[Part of a data file]

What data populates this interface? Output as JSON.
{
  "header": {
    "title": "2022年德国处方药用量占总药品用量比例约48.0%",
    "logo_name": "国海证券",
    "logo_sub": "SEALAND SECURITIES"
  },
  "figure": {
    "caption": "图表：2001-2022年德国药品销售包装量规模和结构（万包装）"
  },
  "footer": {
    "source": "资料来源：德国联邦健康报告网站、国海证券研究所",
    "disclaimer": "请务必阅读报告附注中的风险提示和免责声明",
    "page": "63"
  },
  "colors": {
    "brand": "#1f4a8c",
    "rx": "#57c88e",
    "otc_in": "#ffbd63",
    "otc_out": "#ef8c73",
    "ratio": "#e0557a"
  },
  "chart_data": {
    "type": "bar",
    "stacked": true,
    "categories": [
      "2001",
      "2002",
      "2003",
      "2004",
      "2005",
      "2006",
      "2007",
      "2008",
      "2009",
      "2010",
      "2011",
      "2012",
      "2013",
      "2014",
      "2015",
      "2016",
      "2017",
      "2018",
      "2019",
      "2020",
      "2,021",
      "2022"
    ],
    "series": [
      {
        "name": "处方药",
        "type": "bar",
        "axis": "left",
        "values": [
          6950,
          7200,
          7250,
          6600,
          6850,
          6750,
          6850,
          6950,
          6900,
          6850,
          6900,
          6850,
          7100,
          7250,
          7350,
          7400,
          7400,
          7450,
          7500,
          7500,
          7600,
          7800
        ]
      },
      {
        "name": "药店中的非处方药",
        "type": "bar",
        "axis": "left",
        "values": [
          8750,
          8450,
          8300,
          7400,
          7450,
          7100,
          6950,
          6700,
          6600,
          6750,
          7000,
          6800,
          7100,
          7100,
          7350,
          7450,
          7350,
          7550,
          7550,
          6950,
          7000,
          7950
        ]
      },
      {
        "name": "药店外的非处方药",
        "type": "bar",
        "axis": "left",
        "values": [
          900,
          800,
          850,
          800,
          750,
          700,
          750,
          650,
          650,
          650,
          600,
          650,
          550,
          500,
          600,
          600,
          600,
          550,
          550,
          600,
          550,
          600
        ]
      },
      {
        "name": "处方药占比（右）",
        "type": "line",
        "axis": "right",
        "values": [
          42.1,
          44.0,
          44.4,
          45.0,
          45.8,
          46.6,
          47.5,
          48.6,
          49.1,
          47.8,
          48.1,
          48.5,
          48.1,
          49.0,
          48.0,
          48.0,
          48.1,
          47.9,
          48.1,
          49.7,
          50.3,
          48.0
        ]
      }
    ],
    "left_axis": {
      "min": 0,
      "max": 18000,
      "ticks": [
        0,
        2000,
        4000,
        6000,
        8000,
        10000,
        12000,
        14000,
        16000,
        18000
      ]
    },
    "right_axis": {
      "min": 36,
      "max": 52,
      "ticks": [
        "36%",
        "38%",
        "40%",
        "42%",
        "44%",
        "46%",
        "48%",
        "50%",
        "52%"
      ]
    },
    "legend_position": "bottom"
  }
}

* _WORK TO BE COMPLETED_
Return every record, word for word.

* _EXERCISE RESULT_
What data populates this interface? Output as JSON.
{
  "header": {
    "title": "2022年德国处方药用量占总药品用量比例约48.0%",
    "logo_name": "国海证券",
    "logo_sub": "SEALAND SECURITIES"
  },
  "figure": {
    "caption": "图表：2001-2022年德国药品销售包装量规模和结构（万包装）"
  },
  "footer": {
    "source": "资料来源：德国联邦健康报告网站、国海证券研究所",
    "disclaimer": "请务必阅读报告附注中的风险提示和免责声明",
    "page": "63"
  },
  "colors": {
    "brand": "#1f4a8c",
    "rx": "#57c88e",
    "otc_in": "#ffbd63",
    "otc_out": "#ef8c73",
    "ratio": "#e0557a"
  },
  "chart_data": {
    "type": "bar",
    "stacked": true,
    "categories": [
      "2001",
      "2002",
      "2003",
      "2004",
      "2005",
      "2006",
      "2007",
      "2008",
      "2009",
      "2010",
      "2011",
      "2012",
      "2013",
      "2014",
      "2015",
      "2016",
      "2017",
      "2018",
      "2019",
      "2020",
      "2,021",
      "2022"
    ],
    "series": [
      {
        "name": "处方药",
        "type": "bar",
        "axis": "left",
        "values": [
          6950,
          7200,
          7250,
          6600,
          6850,
          6750,
          6850,
          6950,
          6900,
          6850,
          6900,
          6850,
          7100,
          7250,
          7350,
          7400,
          7400,
          7450,
          7500,
          7500,
          7600,
          7800
        ]
      },
      {
        "name": "药店中的非处方药",
        "type": "bar",
        "axis": "left",
        "values": [
          8750,
          8450,
          8300,
          7400,
          7450,
          7100,
          6950,
          6700,
          6600,
          6750,
          7000,
          6800,
          7100,
          7100,
          7350,
          7450,
          7350,
          7550,
          7550,
          6950,
          7000,
          7950
        ]
      },
      {
        "name": "药店外的非处方药",
        "type": "bar",
        "axis": "left",
        "values": [
          900,
          800,
          850,
          800,
          750,
          700,
          750,
          650,
          650,
          650,
          600,
          650,
          550,
          500,
          600,
          600,
          600,
          550,
          550,
          600,
          550,
          600
        ]
      },
      {
        "name": "处方药占比（右）",
        "type": "line",
        "axis": "right",
        "values": [
          42.1,
          44.0,
          44.4,
          45.0,
          45.8,
          46.6,
          47.5,
          48.6,
          49.1,
          47.8,
          48.1,
          48.5,
          48.1,
          49.0,
          48.0,
          48.0,
          48.1,
          47.9,
          48.1,
          49.7,
          50.3,
          48.0
        ]
      }
    ],
    "left_axis": {
      "min": 0,
      "max": 18000,
      "ticks": [
        0,
        2000,
        4000,
        6000,
        8000,
        10000,
        12000,
        14000,
        16000,
        18000
      ]
    },
    "right_axis": {
      "min": 36,
      "max": 52,
      "ticks": [
        "36%",
        "38%",
        "40%",
        "42%",
        "44%",
        "46%",
        "48%",
        "50%",
        "52%"
      ]
    },
    "legend_position": "bottom"
  }
}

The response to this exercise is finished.